[START OF Data supplied]

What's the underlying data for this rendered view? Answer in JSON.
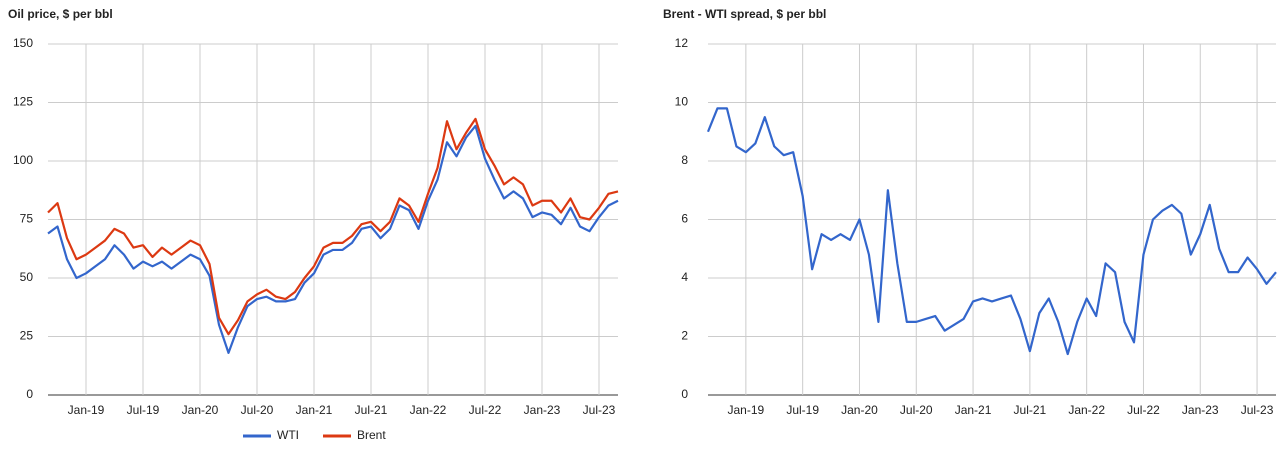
{
  "chart_data": [
    {
      "type": "line",
      "title": "Oil price, $ per bbl",
      "x": [
        "2018-09",
        "2018-10",
        "2018-11",
        "2018-12",
        "2019-01",
        "2019-02",
        "2019-03",
        "2019-04",
        "2019-05",
        "2019-06",
        "2019-07",
        "2019-08",
        "2019-09",
        "2019-10",
        "2019-11",
        "2019-12",
        "2020-01",
        "2020-02",
        "2020-03",
        "2020-04",
        "2020-05",
        "2020-06",
        "2020-07",
        "2020-08",
        "2020-09",
        "2020-10",
        "2020-11",
        "2020-12",
        "2021-01",
        "2021-02",
        "2021-03",
        "2021-04",
        "2021-05",
        "2021-06",
        "2021-07",
        "2021-08",
        "2021-09",
        "2021-10",
        "2021-11",
        "2021-12",
        "2022-01",
        "2022-02",
        "2022-03",
        "2022-04",
        "2022-05",
        "2022-06",
        "2022-07",
        "2022-08",
        "2022-09",
        "2022-10",
        "2022-11",
        "2022-12",
        "2023-01",
        "2023-02",
        "2023-03",
        "2023-04",
        "2023-05",
        "2023-06",
        "2023-07",
        "2023-08",
        "2023-09"
      ],
      "xlim": [
        "2018-09",
        "2023-09"
      ],
      "xticks": [
        {
          "value": "2019-01",
          "label": "Jan-19"
        },
        {
          "value": "2019-07",
          "label": "Jul-19"
        },
        {
          "value": "2020-01",
          "label": "Jan-20"
        },
        {
          "value": "2020-07",
          "label": "Jul-20"
        },
        {
          "value": "2021-01",
          "label": "Jan-21"
        },
        {
          "value": "2021-07",
          "label": "Jul-21"
        },
        {
          "value": "2022-01",
          "label": "Jan-22"
        },
        {
          "value": "2022-07",
          "label": "Jul-22"
        },
        {
          "value": "2023-01",
          "label": "Jan-23"
        },
        {
          "value": "2023-07",
          "label": "Jul-23"
        }
      ],
      "ylim": [
        0,
        150
      ],
      "yticks": [
        0,
        25,
        50,
        75,
        100,
        125,
        150
      ],
      "grid": true,
      "legend": "bottom",
      "series": [
        {
          "name": "WTI",
          "color": "#3366cc",
          "values": [
            69,
            72,
            58,
            50,
            52,
            55,
            58,
            64,
            60,
            54,
            57,
            55,
            57,
            54,
            57,
            60,
            58,
            51,
            30,
            18,
            29,
            38,
            41,
            42,
            40,
            40,
            41,
            48,
            52,
            60,
            62,
            62,
            65,
            71,
            72,
            67,
            71,
            81,
            79,
            71,
            83,
            92,
            108,
            102,
            110,
            115,
            101,
            92,
            84,
            87,
            84,
            76,
            78,
            77,
            73,
            80,
            72,
            70,
            76,
            81,
            83
          ]
        },
        {
          "name": "Brent",
          "color": "#dc3912",
          "values": [
            78,
            82,
            67,
            58,
            60,
            63,
            66,
            71,
            69,
            63,
            64,
            59,
            63,
            60,
            63,
            66,
            64,
            56,
            33,
            26,
            32,
            40,
            43,
            45,
            42,
            41,
            44,
            50,
            55,
            63,
            65,
            65,
            68,
            73,
            74,
            70,
            74,
            84,
            81,
            74,
            86,
            97,
            117,
            105,
            112,
            118,
            105,
            98,
            90,
            93,
            90,
            81,
            83,
            83,
            78,
            84,
            76,
            75,
            80,
            86,
            87
          ]
        }
      ]
    },
    {
      "type": "line",
      "title": "Brent - WTI spread, $ per bbl",
      "x": [
        "2018-09",
        "2018-10",
        "2018-11",
        "2018-12",
        "2019-01",
        "2019-02",
        "2019-03",
        "2019-04",
        "2019-05",
        "2019-06",
        "2019-07",
        "2019-08",
        "2019-09",
        "2019-10",
        "2019-11",
        "2019-12",
        "2020-01",
        "2020-02",
        "2020-03",
        "2020-04",
        "2020-05",
        "2020-06",
        "2020-07",
        "2020-08",
        "2020-09",
        "2020-10",
        "2020-11",
        "2020-12",
        "2021-01",
        "2021-02",
        "2021-03",
        "2021-04",
        "2021-05",
        "2021-06",
        "2021-07",
        "2021-08",
        "2021-09",
        "2021-10",
        "2021-11",
        "2021-12",
        "2022-01",
        "2022-02",
        "2022-03",
        "2022-04",
        "2022-05",
        "2022-06",
        "2022-07",
        "2022-08",
        "2022-09",
        "2022-10",
        "2022-11",
        "2022-12",
        "2023-01",
        "2023-02",
        "2023-03",
        "2023-04",
        "2023-05",
        "2023-06",
        "2023-07",
        "2023-08",
        "2023-09"
      ],
      "xlim": [
        "2018-09",
        "2023-09"
      ],
      "xticks": [
        {
          "value": "2019-01",
          "label": "Jan-19"
        },
        {
          "value": "2019-07",
          "label": "Jul-19"
        },
        {
          "value": "2020-01",
          "label": "Jan-20"
        },
        {
          "value": "2020-07",
          "label": "Jul-20"
        },
        {
          "value": "2021-01",
          "label": "Jan-21"
        },
        {
          "value": "2021-07",
          "label": "Jul-21"
        },
        {
          "value": "2022-01",
          "label": "Jan-22"
        },
        {
          "value": "2022-07",
          "label": "Jul-22"
        },
        {
          "value": "2023-01",
          "label": "Jan-23"
        },
        {
          "value": "2023-07",
          "label": "Jul-23"
        }
      ],
      "ylim": [
        0,
        12
      ],
      "yticks": [
        0,
        2,
        4,
        6,
        8,
        10,
        12
      ],
      "grid": true,
      "series": [
        {
          "color": "#3366cc",
          "values": [
            9,
            9.8,
            9.8,
            8.5,
            8.3,
            8.6,
            9.5,
            8.5,
            8.2,
            8.3,
            6.8,
            4.3,
            5.5,
            5.3,
            5.5,
            5.3,
            6,
            4.8,
            2.5,
            7,
            4.5,
            2.5,
            2.5,
            2.6,
            2.7,
            2.2,
            2.4,
            2.6,
            3.2,
            3.3,
            3.2,
            3.3,
            3.4,
            2.6,
            1.5,
            2.8,
            3.3,
            2.5,
            1.4,
            2.5,
            3.3,
            2.7,
            4.5,
            4.2,
            2.5,
            1.8,
            4.8,
            6,
            6.3,
            6.5,
            6.2,
            4.8,
            5.5,
            6.5,
            5,
            4.2,
            4.2,
            4.7,
            4.3,
            3.8,
            4.2
          ]
        }
      ]
    }
  ]
}
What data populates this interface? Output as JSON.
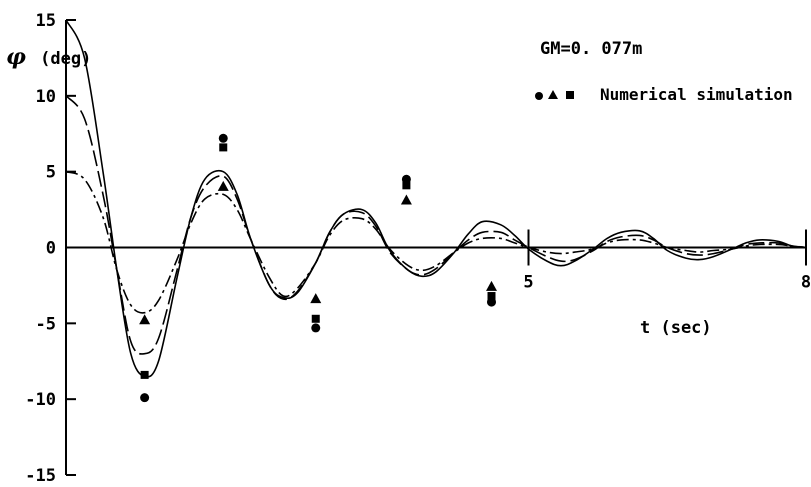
{
  "chart_data": {
    "type": "line",
    "title": "",
    "annotation": "GM=0. 077m",
    "legend_label": "Numerical simulation",
    "legend_position": "top-right",
    "ylabel_symbol": "φ",
    "ylabel_unit": "(deg)",
    "xlabel": "t (sec)",
    "xlim": [
      0,
      8
    ],
    "ylim": [
      -15,
      15
    ],
    "x_tick_labels": [
      {
        "value": 5,
        "label": "5"
      },
      {
        "value": 8,
        "label": "8"
      }
    ],
    "y_tick_labels": [
      {
        "value": 15,
        "label": "15"
      },
      {
        "value": 10,
        "label": "10"
      },
      {
        "value": 5,
        "label": "5"
      },
      {
        "value": 0,
        "label": "0"
      },
      {
        "value": -5,
        "label": "-5"
      },
      {
        "value": -10,
        "label": "-10"
      },
      {
        "value": -15,
        "label": "-15"
      }
    ],
    "grid": false,
    "series": [
      {
        "style": "solid",
        "x": [
          0,
          0.2,
          0.4,
          0.55,
          0.7,
          0.85,
          1.0,
          1.2,
          1.35,
          1.5,
          1.7,
          1.85,
          2.0,
          2.2,
          2.35,
          2.5,
          2.7,
          2.85,
          3.0,
          3.2,
          3.35,
          3.5,
          3.7,
          3.85,
          4.0,
          4.2,
          4.35,
          4.5,
          4.7,
          4.85,
          5.0,
          5.2,
          5.35,
          5.5,
          5.7,
          5.85,
          6.0,
          6.2,
          6.35,
          6.5,
          6.7,
          6.85,
          7.0,
          7.2,
          7.35,
          7.5,
          7.7,
          7.85,
          8.0
        ],
        "y": [
          15,
          12.5,
          5,
          -1.5,
          -7,
          -8.5,
          -7.5,
          -2,
          2,
          4.5,
          5,
          3.5,
          0.5,
          -2.5,
          -3.3,
          -3,
          -1,
          1,
          2.2,
          2.5,
          1.6,
          -0.2,
          -1.5,
          -1.9,
          -1.6,
          -0.3,
          0.9,
          1.7,
          1.5,
          0.8,
          -0.1,
          -0.9,
          -1.2,
          -0.9,
          -0.1,
          0.6,
          1.0,
          1.1,
          0.6,
          -0.2,
          -0.7,
          -0.8,
          -0.6,
          -0.1,
          0.3,
          0.5,
          0.4,
          0.1,
          0
        ]
      },
      {
        "style": "long-dash",
        "x": [
          0,
          0.2,
          0.4,
          0.55,
          0.7,
          0.85,
          1.0,
          1.2,
          1.35,
          1.5,
          1.7,
          1.85,
          2.0,
          2.2,
          2.35,
          2.5,
          2.7,
          2.85,
          3.0,
          3.2,
          3.35,
          3.5,
          3.7,
          3.85,
          4.0,
          4.2,
          4.35,
          4.5,
          4.7,
          4.85,
          5.0,
          5.2,
          5.35,
          5.5,
          5.7,
          5.85,
          6.0,
          6.2,
          6.35,
          6.5,
          6.7,
          6.85,
          7.0,
          7.2,
          7.35,
          7.5,
          7.7,
          7.85,
          8.0
        ],
        "y": [
          10,
          8.5,
          3.5,
          -1.5,
          -6.2,
          -7,
          -6,
          -1.5,
          2,
          4,
          4.7,
          3.2,
          0.5,
          -2.5,
          -3.4,
          -2.9,
          -1,
          1,
          2.2,
          2.3,
          1.4,
          -0.3,
          -1.5,
          -1.8,
          -1.4,
          -0.3,
          0.5,
          1.0,
          1.0,
          0.5,
          0,
          -0.6,
          -0.9,
          -0.8,
          -0.2,
          0.4,
          0.7,
          0.8,
          0.5,
          0,
          -0.4,
          -0.5,
          -0.4,
          -0.1,
          0.2,
          0.3,
          0.3,
          0.1,
          0
        ]
      },
      {
        "style": "dash-dot",
        "x": [
          0,
          0.2,
          0.4,
          0.55,
          0.7,
          0.85,
          1.0,
          1.2,
          1.35,
          1.5,
          1.7,
          1.85,
          2.0,
          2.2,
          2.35,
          2.5,
          2.7,
          2.85,
          3.0,
          3.2,
          3.35,
          3.5,
          3.7,
          3.85,
          4.0,
          4.2,
          4.35,
          4.5,
          4.7,
          4.85,
          5.0,
          5.2,
          5.35,
          5.5,
          5.7,
          5.85,
          6.0,
          6.2,
          6.35,
          6.5,
          6.7,
          6.85,
          7.0,
          7.2,
          7.35,
          7.5,
          7.7,
          7.85,
          8.0
        ],
        "y": [
          5,
          4.5,
          2,
          -1.5,
          -3.8,
          -4.3,
          -3.5,
          -0.8,
          1.6,
          3.2,
          3.5,
          2.5,
          0.5,
          -2,
          -3.2,
          -2.7,
          -1,
          0.8,
          1.8,
          1.9,
          1.2,
          -0.1,
          -1.2,
          -1.5,
          -1.2,
          -0.3,
          0.3,
          0.6,
          0.6,
          0.3,
          0,
          -0.3,
          -0.4,
          -0.3,
          -0.1,
          0.3,
          0.5,
          0.5,
          0.3,
          0,
          -0.2,
          -0.3,
          -0.2,
          -0.1,
          0.1,
          0.2,
          0.2,
          0.1,
          0
        ]
      }
    ],
    "markers": [
      {
        "shape": "circle",
        "x": [
          0.85,
          1.7,
          2.7,
          3.68,
          4.6
        ],
        "y": [
          -9.9,
          7.2,
          -5.3,
          4.5,
          -3.6
        ]
      },
      {
        "shape": "triangle",
        "x": [
          0.85,
          1.7,
          2.7,
          3.68,
          4.6
        ],
        "y": [
          -4.8,
          4,
          -3.4,
          3.1,
          -2.6
        ]
      },
      {
        "shape": "square",
        "x": [
          0.85,
          1.7,
          2.7,
          3.68,
          4.6
        ],
        "y": [
          -8.4,
          6.6,
          -4.7,
          4.1,
          -3.2
        ]
      }
    ]
  }
}
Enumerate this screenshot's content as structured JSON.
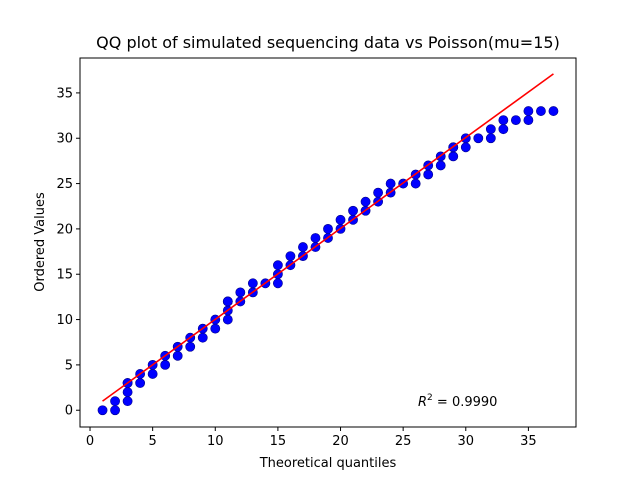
{
  "chart_data": {
    "type": "scatter",
    "title": "QQ plot of simulated sequencing data vs Poisson(mu=15)",
    "xlabel": "Theoretical quantiles",
    "ylabel": "Ordered Values",
    "xlim": [
      -0.8,
      38.8
    ],
    "ylim": [
      -1.85,
      38.85
    ],
    "xticks": [
      0,
      5,
      10,
      15,
      20,
      25,
      30,
      35
    ],
    "yticks": [
      0,
      5,
      10,
      15,
      20,
      25,
      30,
      35
    ],
    "grid": false,
    "annotation": {
      "base": "R",
      "sup": "2",
      "rest": " = 0.9990"
    },
    "series": [
      {
        "kind": "points",
        "color": "#0000ff",
        "edgecolor": "#00008b",
        "x": [
          1,
          2,
          2,
          3,
          3,
          3,
          3,
          4,
          4,
          5,
          5,
          6,
          6,
          7,
          7,
          8,
          8,
          9,
          9,
          10,
          10,
          11,
          11,
          11,
          11,
          12,
          12,
          13,
          13,
          14,
          15,
          15,
          15,
          16,
          16,
          17,
          17,
          18,
          18,
          19,
          19,
          20,
          20,
          21,
          21,
          22,
          22,
          23,
          23,
          24,
          24,
          25,
          26,
          26,
          27,
          27,
          28,
          28,
          29,
          29,
          29,
          30,
          30,
          31,
          32,
          32,
          33,
          33,
          34,
          35,
          35,
          36,
          37
        ],
        "y": [
          0,
          0,
          1,
          1,
          2,
          3,
          3,
          3,
          4,
          4,
          5,
          5,
          6,
          6,
          7,
          7,
          8,
          8,
          9,
          9,
          10,
          10,
          11,
          12,
          12,
          12,
          13,
          13,
          14,
          14,
          14,
          15,
          16,
          16,
          17,
          17,
          18,
          18,
          19,
          19,
          20,
          20,
          21,
          21,
          22,
          22,
          23,
          23,
          24,
          24,
          25,
          25,
          25,
          26,
          26,
          27,
          27,
          28,
          28,
          29,
          29,
          29,
          30,
          30,
          30,
          31,
          31,
          32,
          32,
          32,
          33,
          33,
          33
        ]
      },
      {
        "kind": "line",
        "color": "#ff0000",
        "x": [
          1,
          37
        ],
        "y": [
          1.0,
          37.1
        ]
      }
    ]
  }
}
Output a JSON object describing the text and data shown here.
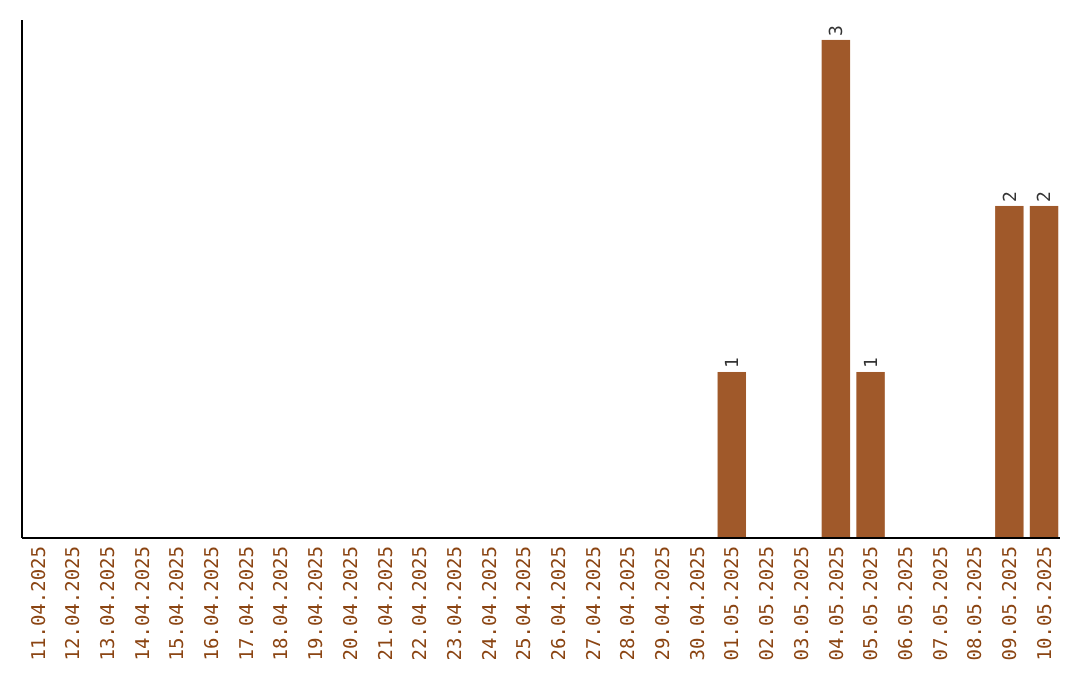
{
  "chart_data": {
    "type": "bar",
    "categories": [
      "11.04.2025",
      "12.04.2025",
      "13.04.2025",
      "14.04.2025",
      "15.04.2025",
      "16.04.2025",
      "17.04.2025",
      "18.04.2025",
      "19.04.2025",
      "20.04.2025",
      "21.04.2025",
      "22.04.2025",
      "23.04.2025",
      "24.04.2025",
      "25.04.2025",
      "26.04.2025",
      "27.04.2025",
      "28.04.2025",
      "29.04.2025",
      "30.04.2025",
      "01.05.2025",
      "02.05.2025",
      "03.05.2025",
      "04.05.2025",
      "05.05.2025",
      "06.05.2025",
      "07.05.2025",
      "08.05.2025",
      "09.05.2025",
      "10.05.2025"
    ],
    "values": [
      null,
      null,
      null,
      null,
      null,
      null,
      null,
      null,
      null,
      null,
      null,
      null,
      null,
      null,
      null,
      null,
      null,
      null,
      null,
      null,
      1,
      null,
      null,
      3,
      1,
      null,
      null,
      null,
      2,
      2
    ],
    "color": "#a0592a",
    "data_labels": true
  }
}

[END OF Data supplied]

Task description: Write out only the lines from the line containing "Output a JSON" through the end of the material above, both end lines included. Pictures are not written out.

Complete response:
Output a JSON object describing the text and data shown here.
{
  "chart_data": {
    "type": "bar",
    "categories": [
      "11.04.2025",
      "12.04.2025",
      "13.04.2025",
      "14.04.2025",
      "15.04.2025",
      "16.04.2025",
      "17.04.2025",
      "18.04.2025",
      "19.04.2025",
      "20.04.2025",
      "21.04.2025",
      "22.04.2025",
      "23.04.2025",
      "24.04.2025",
      "25.04.2025",
      "26.04.2025",
      "27.04.2025",
      "28.04.2025",
      "29.04.2025",
      "30.04.2025",
      "01.05.2025",
      "02.05.2025",
      "03.05.2025",
      "04.05.2025",
      "05.05.2025",
      "06.05.2025",
      "07.05.2025",
      "08.05.2025",
      "09.05.2025",
      "10.05.2025"
    ],
    "values": [
      null,
      null,
      null,
      null,
      null,
      null,
      null,
      null,
      null,
      null,
      null,
      null,
      null,
      null,
      null,
      null,
      null,
      null,
      null,
      null,
      1,
      null,
      null,
      3,
      1,
      null,
      null,
      null,
      2,
      2
    ],
    "color": "#a0592a",
    "data_labels": true
  }
}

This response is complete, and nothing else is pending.